══ TEXTE À LIRE ══

La première pièce « marseillaise » de (La) Horde met en scène une fête clandestine, un effondrement, une révolte, un envol...

Entre deux tableaux de Room with a view, quatre hommes en combinaison de protection blanche interviennent pour nettoyer le plateau. La scène faisait sourire, un soir où seul les rassemblements de plus de mille personnes étaient interdits. On pouvait donc s’estimer chanceux d’assister à une représentation de Room with a view, juste avant que le seuil ne passe à cent personnes, obligeant le Théâtre du Châtelet à annuler les dernières représentations. Mais une chose frappa d’emblée, à savoir l’écrasante majorité de trentenaires parmi les mille spectateurs admis.

═══
══ DONNÉES FOURNIES ══

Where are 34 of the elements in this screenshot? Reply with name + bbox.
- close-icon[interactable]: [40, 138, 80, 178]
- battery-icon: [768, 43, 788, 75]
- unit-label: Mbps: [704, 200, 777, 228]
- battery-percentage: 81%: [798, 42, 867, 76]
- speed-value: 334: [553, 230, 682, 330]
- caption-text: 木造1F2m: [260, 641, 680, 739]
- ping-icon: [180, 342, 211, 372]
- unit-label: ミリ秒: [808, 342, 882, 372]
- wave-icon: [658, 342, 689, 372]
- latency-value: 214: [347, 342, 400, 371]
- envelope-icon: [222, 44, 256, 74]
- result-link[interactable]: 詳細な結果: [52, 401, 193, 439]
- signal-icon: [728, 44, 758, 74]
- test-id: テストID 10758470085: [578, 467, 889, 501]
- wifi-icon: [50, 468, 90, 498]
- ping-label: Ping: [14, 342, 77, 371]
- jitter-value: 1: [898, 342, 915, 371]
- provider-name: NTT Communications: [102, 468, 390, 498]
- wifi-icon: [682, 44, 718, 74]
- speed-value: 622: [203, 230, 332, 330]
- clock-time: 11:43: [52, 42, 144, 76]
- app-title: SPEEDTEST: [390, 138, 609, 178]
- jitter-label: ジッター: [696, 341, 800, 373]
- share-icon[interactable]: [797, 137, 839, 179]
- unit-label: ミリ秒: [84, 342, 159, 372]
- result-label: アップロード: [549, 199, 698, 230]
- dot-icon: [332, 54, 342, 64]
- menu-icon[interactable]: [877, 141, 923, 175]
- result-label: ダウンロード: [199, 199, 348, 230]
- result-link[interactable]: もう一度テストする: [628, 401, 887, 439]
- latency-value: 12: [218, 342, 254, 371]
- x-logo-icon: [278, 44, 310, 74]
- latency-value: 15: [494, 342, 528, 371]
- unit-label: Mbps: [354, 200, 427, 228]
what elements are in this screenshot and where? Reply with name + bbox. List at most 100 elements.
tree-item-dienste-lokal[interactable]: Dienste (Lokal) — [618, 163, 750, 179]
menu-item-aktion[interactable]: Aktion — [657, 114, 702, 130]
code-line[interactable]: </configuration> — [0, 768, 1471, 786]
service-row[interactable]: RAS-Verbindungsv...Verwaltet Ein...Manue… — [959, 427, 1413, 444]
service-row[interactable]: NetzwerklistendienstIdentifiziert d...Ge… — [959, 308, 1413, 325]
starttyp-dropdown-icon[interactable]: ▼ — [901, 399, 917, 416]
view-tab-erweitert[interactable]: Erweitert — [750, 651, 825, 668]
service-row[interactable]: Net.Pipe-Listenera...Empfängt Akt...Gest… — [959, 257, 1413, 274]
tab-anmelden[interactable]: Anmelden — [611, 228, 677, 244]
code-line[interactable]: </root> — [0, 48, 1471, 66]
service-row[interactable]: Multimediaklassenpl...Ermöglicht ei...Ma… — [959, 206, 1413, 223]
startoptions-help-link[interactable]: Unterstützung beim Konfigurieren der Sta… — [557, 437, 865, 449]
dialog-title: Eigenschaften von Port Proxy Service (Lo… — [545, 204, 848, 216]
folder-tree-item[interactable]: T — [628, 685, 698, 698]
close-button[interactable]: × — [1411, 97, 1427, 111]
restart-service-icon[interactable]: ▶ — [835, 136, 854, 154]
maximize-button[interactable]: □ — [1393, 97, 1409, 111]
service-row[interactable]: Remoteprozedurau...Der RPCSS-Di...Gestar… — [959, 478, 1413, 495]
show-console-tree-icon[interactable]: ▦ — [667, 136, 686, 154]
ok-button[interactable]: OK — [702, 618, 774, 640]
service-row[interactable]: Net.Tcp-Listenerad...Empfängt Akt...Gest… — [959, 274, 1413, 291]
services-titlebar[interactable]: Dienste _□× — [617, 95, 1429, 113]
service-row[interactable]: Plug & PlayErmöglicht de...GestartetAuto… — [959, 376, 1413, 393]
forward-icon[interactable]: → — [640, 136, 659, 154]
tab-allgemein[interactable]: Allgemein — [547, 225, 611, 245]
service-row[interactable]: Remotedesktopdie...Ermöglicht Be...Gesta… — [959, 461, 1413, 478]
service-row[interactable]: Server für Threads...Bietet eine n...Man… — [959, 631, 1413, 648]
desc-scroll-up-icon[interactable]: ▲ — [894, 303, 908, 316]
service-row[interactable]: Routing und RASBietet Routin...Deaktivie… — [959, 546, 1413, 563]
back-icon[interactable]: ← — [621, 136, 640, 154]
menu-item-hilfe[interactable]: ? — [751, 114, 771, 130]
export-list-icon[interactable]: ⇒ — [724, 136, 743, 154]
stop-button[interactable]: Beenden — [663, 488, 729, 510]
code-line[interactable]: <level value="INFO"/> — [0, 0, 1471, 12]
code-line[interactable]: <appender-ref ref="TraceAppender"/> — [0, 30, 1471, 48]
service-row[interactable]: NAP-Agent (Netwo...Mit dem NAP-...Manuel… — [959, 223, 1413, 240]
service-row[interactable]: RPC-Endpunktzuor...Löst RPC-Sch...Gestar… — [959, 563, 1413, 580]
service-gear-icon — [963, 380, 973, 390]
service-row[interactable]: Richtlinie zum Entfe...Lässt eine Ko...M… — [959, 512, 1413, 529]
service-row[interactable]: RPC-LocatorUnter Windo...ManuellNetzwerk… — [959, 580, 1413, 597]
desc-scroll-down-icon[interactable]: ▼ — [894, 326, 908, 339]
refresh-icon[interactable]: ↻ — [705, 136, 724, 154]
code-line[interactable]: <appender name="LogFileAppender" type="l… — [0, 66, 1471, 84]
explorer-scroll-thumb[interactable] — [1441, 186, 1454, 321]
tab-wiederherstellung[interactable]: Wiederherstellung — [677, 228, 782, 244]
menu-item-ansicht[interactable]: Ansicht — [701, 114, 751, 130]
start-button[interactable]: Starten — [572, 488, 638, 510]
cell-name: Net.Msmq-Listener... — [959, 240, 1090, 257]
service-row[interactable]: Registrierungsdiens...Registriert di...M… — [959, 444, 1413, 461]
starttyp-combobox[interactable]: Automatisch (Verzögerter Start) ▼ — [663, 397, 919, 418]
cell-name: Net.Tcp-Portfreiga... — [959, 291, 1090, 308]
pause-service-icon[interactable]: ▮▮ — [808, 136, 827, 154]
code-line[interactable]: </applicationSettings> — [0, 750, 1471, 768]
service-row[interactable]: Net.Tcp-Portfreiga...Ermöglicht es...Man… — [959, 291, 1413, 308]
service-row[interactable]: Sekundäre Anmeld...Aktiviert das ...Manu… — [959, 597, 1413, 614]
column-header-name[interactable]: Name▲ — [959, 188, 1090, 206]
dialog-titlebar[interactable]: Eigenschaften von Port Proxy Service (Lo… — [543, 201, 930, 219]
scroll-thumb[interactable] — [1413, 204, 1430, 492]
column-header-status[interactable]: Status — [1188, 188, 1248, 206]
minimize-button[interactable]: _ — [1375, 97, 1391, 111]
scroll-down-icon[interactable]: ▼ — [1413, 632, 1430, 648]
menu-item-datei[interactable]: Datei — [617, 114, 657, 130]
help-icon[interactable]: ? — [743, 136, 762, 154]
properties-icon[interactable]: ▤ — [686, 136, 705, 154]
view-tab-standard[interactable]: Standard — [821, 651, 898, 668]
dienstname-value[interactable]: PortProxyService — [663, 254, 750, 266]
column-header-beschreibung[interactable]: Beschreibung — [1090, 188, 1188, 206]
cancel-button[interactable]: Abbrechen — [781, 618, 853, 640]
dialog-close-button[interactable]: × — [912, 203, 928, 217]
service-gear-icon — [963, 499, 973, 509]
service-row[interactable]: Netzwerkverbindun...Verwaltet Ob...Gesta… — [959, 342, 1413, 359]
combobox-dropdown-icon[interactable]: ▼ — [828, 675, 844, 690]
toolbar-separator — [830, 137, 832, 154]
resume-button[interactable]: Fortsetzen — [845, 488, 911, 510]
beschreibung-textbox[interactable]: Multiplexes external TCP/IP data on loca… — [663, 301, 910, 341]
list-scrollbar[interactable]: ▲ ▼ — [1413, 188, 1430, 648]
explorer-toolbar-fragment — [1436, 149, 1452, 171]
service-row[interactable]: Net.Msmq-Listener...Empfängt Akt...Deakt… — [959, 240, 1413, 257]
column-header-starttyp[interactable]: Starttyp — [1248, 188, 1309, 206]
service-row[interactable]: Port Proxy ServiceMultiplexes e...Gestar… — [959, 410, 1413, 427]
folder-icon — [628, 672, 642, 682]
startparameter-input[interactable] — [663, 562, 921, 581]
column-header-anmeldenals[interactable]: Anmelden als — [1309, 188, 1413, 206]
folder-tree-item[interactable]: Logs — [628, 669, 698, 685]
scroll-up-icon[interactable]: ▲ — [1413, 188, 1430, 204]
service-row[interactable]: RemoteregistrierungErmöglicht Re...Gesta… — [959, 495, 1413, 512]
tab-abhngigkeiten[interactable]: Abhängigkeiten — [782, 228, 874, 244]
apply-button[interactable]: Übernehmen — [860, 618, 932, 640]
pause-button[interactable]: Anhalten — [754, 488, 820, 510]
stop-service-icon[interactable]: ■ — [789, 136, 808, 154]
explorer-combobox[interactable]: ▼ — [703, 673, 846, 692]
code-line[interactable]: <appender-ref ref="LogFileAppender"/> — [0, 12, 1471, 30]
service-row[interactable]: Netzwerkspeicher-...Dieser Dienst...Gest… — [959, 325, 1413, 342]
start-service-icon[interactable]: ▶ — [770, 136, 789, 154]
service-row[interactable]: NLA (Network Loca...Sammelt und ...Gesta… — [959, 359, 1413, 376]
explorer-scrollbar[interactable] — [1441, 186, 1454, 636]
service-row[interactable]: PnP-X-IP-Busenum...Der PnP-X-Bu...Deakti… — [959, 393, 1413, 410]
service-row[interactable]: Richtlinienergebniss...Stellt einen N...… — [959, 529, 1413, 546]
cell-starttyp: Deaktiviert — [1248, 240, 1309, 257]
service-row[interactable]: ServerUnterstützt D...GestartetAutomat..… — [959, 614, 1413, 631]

═══

■ TRAVAIL DEMANDÉ ■
A. Remplacez « chanceux » par « privilégiés » dans le passage du texte sur la pièce de (La) Horde compris entre « Entre deux tableaux » et « mille spectateurs admis. », bornes incluses, puis recopiez ce passage.
B. Prolongez le texte sur la pièce Room with a view au-delà de sa dernière phrase.
Les lignes sont tirées d'une autre source.

■ RÉPONSES FINALES ■
A.
Entre deux tableaux de Room with a view, quatre hommes en combinaison de protection blanche interviennent pour nettoyer le plateau. La scène faisait sourire, un soir où seul les rassemblements de plus de mille personnes étaient interdits. On pouvait donc s’estimer privilégiés d’assister à une représentation de Room with a view, juste avant que le seuil ne passe à cent personnes, obligeant le Théâtre du Châtelet à annuler les dernières représentations. Mais une chose frappa d’emblée, à savoir l’écrasante majorité de trentenaires parmi les mille spectateurs admis.

B.
C’est dire que l’idée de confier une carte blanche au compositeur Rone, star de la musique électronique – qui a choisi à son tour d’inviter (La) Horde à partager cette création avec lui – vient de faire ses preuves, en prolongement de l’ouverture du club Josephine, même si ce Techno-Châtelet a rencontré les protestations venant du l’hôtel avoisinant, en raison de la force de frappe sonore de Rone. Mais Room with a View a bien eu lieu. Sans pouvoir aller jusqu’au bout.

(La) Horde et les communautés

Face à leur première création en tant que directeurs du Ballet National de Marseille, le constat est formel: Marine Brutti, Jonathan Debrouwer et Arthur Harel - autrement dit, (La) Horde - ont de la suite dans les idées. Ces dernières années, ils ont beaucoup travaillé avec des communautés et investigué sur les formes de contestation adoptées par la jeunesse d’aujourd’hui. D’abord, ils nous ont fait découvrir les youtubeurs chorégraphiques dans To Da Bone. Ensuite, l’ensemble traditionnel Iveroni de Géorgie et l’évocation de la jeunesse technophile à Tbilissi dans Marry me in Bassiani. (lire notre critique)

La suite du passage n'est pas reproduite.